## The request
Copy out the lines that include the word "препаратов".

[BEGIN Dataset entries]

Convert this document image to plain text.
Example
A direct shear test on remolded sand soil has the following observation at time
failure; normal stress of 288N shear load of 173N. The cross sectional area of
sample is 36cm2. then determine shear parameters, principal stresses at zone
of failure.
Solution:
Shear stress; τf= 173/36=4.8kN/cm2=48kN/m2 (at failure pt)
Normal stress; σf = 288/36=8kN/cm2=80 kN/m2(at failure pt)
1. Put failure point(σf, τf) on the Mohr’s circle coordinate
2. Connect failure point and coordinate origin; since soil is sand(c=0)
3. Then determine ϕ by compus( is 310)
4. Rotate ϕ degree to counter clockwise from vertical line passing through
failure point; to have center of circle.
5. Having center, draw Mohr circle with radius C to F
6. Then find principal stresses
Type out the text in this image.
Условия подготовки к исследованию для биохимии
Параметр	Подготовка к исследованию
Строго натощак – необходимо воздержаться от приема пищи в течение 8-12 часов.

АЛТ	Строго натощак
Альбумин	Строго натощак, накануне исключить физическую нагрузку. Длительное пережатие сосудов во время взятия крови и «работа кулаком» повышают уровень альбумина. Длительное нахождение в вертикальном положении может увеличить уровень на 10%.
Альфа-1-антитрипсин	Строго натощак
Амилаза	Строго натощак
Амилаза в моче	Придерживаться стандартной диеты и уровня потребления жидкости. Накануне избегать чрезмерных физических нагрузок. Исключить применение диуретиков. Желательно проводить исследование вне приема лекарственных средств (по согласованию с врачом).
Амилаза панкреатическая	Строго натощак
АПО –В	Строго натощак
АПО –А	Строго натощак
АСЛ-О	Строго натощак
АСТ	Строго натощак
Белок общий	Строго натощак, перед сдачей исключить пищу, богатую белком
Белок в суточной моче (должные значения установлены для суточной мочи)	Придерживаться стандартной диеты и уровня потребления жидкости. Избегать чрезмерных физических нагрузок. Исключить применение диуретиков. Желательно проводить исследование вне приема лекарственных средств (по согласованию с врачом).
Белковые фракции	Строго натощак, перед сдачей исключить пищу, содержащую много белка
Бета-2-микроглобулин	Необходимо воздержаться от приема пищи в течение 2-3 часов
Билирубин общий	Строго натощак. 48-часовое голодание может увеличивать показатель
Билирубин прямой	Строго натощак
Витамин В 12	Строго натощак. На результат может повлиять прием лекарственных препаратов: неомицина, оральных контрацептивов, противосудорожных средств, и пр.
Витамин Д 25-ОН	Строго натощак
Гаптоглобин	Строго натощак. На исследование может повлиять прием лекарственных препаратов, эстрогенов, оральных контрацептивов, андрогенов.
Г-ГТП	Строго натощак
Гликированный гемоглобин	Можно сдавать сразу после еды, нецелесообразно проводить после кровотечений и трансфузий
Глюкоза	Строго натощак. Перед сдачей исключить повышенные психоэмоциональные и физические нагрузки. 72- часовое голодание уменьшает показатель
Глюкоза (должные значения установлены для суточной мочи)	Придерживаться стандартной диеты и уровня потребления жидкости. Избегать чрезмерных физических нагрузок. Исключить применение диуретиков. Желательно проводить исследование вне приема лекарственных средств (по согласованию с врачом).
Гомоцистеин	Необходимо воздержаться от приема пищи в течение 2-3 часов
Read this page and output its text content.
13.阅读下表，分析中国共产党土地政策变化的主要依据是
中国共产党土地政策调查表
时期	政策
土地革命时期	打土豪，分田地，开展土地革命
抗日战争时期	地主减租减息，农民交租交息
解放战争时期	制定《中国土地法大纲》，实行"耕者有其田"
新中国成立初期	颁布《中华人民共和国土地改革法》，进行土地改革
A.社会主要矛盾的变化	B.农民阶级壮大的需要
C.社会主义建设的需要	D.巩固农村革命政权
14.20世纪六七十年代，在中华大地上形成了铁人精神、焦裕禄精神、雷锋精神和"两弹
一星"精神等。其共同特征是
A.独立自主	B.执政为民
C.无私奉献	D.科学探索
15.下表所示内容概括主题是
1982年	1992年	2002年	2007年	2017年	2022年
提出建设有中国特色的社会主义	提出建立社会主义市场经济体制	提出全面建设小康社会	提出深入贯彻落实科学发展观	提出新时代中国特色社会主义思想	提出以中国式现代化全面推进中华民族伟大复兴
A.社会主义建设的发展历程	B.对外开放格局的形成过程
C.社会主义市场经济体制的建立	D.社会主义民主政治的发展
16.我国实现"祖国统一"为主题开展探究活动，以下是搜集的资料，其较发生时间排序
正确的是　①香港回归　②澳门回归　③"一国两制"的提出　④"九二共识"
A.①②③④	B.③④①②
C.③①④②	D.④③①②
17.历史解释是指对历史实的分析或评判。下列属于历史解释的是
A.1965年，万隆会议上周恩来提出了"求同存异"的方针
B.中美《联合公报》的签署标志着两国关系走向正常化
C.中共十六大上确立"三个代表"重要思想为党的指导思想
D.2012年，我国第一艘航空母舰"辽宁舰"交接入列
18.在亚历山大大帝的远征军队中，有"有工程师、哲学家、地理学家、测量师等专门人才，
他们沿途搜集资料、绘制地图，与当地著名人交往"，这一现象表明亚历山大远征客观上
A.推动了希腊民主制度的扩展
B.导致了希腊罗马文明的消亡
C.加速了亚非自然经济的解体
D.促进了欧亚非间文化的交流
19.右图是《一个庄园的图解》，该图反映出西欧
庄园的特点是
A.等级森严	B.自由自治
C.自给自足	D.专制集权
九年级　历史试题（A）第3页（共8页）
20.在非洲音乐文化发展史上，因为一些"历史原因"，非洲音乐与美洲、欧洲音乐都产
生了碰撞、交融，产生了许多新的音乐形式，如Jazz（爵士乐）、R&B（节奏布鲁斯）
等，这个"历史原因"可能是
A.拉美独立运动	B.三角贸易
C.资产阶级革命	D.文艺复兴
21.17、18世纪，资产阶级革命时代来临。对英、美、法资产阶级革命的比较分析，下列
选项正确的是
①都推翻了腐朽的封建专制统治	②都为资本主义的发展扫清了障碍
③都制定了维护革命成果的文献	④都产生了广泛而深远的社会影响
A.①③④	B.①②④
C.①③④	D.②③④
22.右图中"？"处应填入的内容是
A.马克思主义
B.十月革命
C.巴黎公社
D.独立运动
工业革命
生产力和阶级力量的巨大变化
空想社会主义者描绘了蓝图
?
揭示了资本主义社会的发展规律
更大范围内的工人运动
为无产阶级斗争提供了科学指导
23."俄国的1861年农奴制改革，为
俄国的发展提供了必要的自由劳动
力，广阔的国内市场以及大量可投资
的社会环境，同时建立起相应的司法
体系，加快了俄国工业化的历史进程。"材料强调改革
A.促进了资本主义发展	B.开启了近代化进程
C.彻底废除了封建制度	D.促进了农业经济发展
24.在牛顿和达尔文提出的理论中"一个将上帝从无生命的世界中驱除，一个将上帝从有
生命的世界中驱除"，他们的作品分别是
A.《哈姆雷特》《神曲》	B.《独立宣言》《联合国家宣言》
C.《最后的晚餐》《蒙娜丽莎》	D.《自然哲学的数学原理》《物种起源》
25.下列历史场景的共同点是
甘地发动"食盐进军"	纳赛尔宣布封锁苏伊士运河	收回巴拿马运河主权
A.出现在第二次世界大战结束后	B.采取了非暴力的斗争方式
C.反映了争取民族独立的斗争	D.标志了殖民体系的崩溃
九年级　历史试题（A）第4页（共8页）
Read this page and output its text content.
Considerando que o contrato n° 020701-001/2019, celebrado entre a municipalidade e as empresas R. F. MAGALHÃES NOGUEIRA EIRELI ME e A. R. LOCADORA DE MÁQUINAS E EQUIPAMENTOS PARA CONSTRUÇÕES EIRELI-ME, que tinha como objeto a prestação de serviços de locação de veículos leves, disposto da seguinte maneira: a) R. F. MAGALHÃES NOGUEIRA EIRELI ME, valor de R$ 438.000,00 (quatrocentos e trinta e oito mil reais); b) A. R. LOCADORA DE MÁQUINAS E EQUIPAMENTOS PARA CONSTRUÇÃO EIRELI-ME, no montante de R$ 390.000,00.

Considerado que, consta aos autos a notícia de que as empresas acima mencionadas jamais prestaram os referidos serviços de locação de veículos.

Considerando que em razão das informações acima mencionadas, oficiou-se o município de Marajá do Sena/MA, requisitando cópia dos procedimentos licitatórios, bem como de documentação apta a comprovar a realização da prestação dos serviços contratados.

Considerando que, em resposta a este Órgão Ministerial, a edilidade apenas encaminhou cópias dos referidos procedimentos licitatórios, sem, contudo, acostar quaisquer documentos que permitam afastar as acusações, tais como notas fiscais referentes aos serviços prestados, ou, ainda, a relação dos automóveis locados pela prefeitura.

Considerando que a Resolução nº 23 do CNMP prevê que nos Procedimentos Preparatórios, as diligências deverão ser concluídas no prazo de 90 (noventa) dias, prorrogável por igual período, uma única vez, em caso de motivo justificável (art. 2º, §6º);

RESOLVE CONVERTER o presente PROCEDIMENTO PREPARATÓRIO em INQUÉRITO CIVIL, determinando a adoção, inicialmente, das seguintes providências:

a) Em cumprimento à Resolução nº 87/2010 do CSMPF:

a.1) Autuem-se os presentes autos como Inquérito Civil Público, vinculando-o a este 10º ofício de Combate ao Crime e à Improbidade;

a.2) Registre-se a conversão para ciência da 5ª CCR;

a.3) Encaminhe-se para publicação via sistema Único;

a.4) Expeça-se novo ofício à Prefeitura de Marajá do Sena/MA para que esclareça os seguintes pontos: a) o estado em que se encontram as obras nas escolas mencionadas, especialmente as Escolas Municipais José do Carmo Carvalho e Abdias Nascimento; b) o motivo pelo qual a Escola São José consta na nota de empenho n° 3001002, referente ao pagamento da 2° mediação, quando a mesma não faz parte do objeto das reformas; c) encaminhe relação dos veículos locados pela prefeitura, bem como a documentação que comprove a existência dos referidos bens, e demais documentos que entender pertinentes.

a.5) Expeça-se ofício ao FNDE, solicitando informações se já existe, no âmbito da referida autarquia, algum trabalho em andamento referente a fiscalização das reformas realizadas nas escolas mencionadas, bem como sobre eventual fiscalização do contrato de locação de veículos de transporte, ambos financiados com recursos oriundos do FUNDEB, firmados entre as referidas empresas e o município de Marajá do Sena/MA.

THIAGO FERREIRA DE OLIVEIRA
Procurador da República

[END Dataset entries]

## Written answer
Витамин В 12	Строго натощак. На результат может повлиять прием лекарственных препаратов: неомицина, оральных контрацептивов, противосудорожных средств, и пр.
Гаптоглобин	Строго натощак. На исследование может повлиять прием лекарственных препаратов, эстрогенов, оральных контрацептивов, андрогенов.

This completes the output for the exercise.